PROBLEM STATEMENT:
Search the records for "hybrid" and copy each line that holds it.
>> start SUPPLIED MATERIAL
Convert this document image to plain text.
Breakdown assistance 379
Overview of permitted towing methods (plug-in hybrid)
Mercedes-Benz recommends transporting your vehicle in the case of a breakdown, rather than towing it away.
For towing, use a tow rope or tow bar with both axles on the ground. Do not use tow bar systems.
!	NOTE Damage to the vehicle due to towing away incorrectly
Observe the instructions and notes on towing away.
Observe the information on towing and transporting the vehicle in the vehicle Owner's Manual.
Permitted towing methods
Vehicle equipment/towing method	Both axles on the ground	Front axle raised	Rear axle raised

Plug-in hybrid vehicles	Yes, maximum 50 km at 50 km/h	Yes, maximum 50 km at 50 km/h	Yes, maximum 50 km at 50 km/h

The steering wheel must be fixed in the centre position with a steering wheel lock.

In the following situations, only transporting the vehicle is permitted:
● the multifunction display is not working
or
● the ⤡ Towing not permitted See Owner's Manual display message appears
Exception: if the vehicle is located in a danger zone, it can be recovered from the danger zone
>> end SUPPLIED MATERIAL
>> start SUPPLIED MATERIAL
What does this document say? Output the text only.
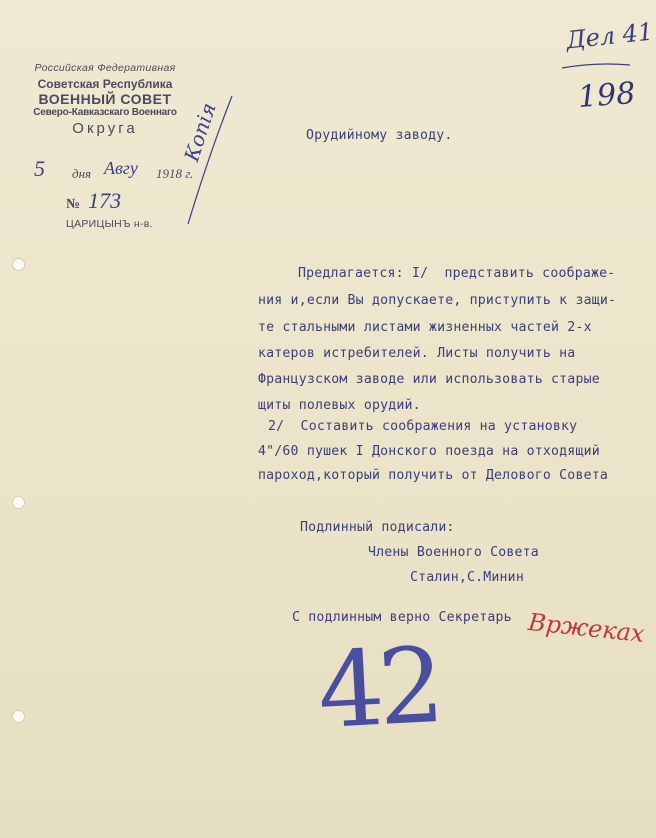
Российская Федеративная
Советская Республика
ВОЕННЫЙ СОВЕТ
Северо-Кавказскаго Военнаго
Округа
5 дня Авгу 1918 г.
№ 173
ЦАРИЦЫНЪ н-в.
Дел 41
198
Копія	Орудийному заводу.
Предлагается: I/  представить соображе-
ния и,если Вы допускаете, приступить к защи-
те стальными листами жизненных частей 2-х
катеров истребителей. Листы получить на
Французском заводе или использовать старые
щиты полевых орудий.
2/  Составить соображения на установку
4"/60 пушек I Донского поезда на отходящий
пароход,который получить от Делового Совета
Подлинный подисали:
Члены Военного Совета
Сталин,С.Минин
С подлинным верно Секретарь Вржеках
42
>> end SUPPLIED MATERIAL
RESPONSE FOR THIS EXERCISE:
Overview of permitted towing methods (plug-in hybrid)
Plug-in hybrid vehicles	Yes, maximum 50 km at 50 km/h	Yes, maximum 50 km at 50 km/h	Yes, maximum 50 km at 50 km/h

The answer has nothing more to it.